To be done: Reproduce all of the data exactly, with no line skipped.

Stored data entries:
* BEGIN *

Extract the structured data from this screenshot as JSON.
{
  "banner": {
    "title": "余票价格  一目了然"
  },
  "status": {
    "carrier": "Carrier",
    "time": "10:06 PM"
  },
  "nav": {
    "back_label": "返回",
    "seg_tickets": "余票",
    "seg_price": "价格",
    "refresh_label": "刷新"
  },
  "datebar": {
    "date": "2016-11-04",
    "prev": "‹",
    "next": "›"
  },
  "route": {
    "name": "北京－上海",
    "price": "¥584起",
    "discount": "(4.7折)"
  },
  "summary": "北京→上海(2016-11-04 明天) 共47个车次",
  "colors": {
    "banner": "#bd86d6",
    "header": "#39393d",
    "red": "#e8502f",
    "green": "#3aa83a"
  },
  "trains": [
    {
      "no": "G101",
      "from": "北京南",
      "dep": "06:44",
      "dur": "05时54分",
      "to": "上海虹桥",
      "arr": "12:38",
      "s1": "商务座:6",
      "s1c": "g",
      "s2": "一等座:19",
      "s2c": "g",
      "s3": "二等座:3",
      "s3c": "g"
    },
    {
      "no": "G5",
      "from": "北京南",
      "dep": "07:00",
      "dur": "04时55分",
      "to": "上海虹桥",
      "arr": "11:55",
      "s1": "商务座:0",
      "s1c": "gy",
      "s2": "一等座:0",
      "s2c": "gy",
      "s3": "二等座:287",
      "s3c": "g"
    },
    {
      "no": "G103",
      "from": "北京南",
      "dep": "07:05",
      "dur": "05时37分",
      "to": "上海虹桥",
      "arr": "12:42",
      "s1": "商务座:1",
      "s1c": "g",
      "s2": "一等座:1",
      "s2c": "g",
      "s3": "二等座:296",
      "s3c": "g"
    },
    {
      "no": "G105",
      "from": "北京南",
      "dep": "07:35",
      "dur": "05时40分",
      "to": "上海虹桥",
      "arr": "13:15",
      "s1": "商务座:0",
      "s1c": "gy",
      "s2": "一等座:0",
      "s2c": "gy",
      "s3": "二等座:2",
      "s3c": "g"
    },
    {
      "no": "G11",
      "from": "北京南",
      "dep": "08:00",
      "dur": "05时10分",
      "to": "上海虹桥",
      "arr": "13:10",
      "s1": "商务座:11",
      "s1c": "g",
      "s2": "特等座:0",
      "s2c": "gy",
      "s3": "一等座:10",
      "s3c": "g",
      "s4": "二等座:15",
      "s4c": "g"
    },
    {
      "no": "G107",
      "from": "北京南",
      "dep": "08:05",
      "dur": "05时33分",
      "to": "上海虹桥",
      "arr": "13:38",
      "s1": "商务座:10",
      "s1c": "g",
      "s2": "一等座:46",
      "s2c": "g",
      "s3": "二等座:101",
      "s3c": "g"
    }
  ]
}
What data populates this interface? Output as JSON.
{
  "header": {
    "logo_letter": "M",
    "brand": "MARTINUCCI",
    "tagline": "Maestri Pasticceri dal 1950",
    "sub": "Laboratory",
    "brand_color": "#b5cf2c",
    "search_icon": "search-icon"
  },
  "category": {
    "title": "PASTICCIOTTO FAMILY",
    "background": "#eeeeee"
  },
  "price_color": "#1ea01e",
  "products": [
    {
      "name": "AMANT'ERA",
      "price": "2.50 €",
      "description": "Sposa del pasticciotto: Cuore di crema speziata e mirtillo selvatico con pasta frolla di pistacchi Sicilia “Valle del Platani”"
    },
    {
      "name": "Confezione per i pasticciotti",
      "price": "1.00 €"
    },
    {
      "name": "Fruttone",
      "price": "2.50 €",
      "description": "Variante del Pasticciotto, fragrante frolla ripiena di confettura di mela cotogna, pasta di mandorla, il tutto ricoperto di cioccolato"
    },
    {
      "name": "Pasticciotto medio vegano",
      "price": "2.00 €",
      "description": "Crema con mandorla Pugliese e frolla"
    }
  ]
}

* END *

Answer for the task:
Extract the structured data from this screenshot as JSON.
{
  "banner": {
    "title": "余票价格  一目了然"
  },
  "status": {
    "carrier": "Carrier",
    "time": "10:06 PM"
  },
  "nav": {
    "back_label": "返回",
    "seg_tickets": "余票",
    "seg_price": "价格",
    "refresh_label": "刷新"
  },
  "datebar": {
    "date": "2016-11-04",
    "prev": "‹",
    "next": "›"
  },
  "route": {
    "name": "北京－上海",
    "price": "¥584起",
    "discount": "(4.7折)"
  },
  "summary": "北京→上海(2016-11-04 明天) 共47个车次",
  "colors": {
    "banner": "#bd86d6",
    "header": "#39393d",
    "red": "#e8502f",
    "green": "#3aa83a"
  },
  "trains": [
    {
      "no": "G101",
      "from": "北京南",
      "dep": "06:44",
      "dur": "05时54分",
      "to": "上海虹桥",
      "arr": "12:38",
      "s1": "商务座:6",
      "s1c": "g",
      "s2": "一等座:19",
      "s2c": "g",
      "s3": "二等座:3",
      "s3c": "g"
    },
    {
      "no": "G5",
      "from": "北京南",
      "dep": "07:00",
      "dur": "04时55分",
      "to": "上海虹桥",
      "arr": "11:55",
      "s1": "商务座:0",
      "s1c": "gy",
      "s2": "一等座:0",
      "s2c": "gy",
      "s3": "二等座:287",
      "s3c": "g"
    },
    {
      "no": "G103",
      "from": "北京南",
      "dep": "07:05",
      "dur": "05时37分",
      "to": "上海虹桥",
      "arr": "12:42",
      "s1": "商务座:1",
      "s1c": "g",
      "s2": "一等座:1",
      "s2c": "g",
      "s3": "二等座:296",
      "s3c": "g"
    },
    {
      "no": "G105",
      "from": "北京南",
      "dep": "07:35",
      "dur": "05时40分",
      "to": "上海虹桥",
      "arr": "13:15",
      "s1": "商务座:0",
      "s1c": "gy",
      "s2": "一等座:0",
      "s2c": "gy",
      "s3": "二等座:2",
      "s3c": "g"
    },
    {
      "no": "G11",
      "from": "北京南",
      "dep": "08:00",
      "dur": "05时10分",
      "to": "上海虹桥",
      "arr": "13:10",
      "s1": "商务座:11",
      "s1c": "g",
      "s2": "特等座:0",
      "s2c": "gy",
      "s3": "一等座:10",
      "s3c": "g",
      "s4": "二等座:15",
      "s4c": "g"
    },
    {
      "no": "G107",
      "from": "北京南",
      "dep": "08:05",
      "dur": "05时33分",
      "to": "上海虹桥",
      "arr": "13:38",
      "s1": "商务座:10",
      "s1c": "g",
      "s2": "一等座:46",
      "s2c": "g",
      "s3": "二等座:101",
      "s3c": "g"
    }
  ]
}
What data populates this interface? Output as JSON.
{
  "header": {
    "logo_letter": "M",
    "brand": "MARTINUCCI",
    "tagline": "Maestri Pasticceri dal 1950",
    "sub": "Laboratory",
    "brand_color": "#b5cf2c",
    "search_icon": "search-icon"
  },
  "category": {
    "title": "PASTICCIOTTO FAMILY",
    "background": "#eeeeee"
  },
  "price_color": "#1ea01e",
  "products": [
    {
      "name": "AMANT'ERA",
      "price": "2.50 €",
      "description": "Sposa del pasticciotto: Cuore di crema speziata e mirtillo selvatico con pasta frolla di pistacchi Sicilia “Valle del Platani”"
    },
    {
      "name": "Confezione per i pasticciotti",
      "price": "1.00 €"
    },
    {
      "name": "Fruttone",
      "price": "2.50 €",
      "description": "Variante del Pasticciotto, fragrante frolla ripiena di confettura di mela cotogna, pasta di mandorla, il tutto ricoperto di cioccolato"
    },
    {
      "name": "Pasticciotto medio vegano",
      "price": "2.00 €",
      "description": "Crema con mandorla Pugliese e frolla"
    }
  ]
}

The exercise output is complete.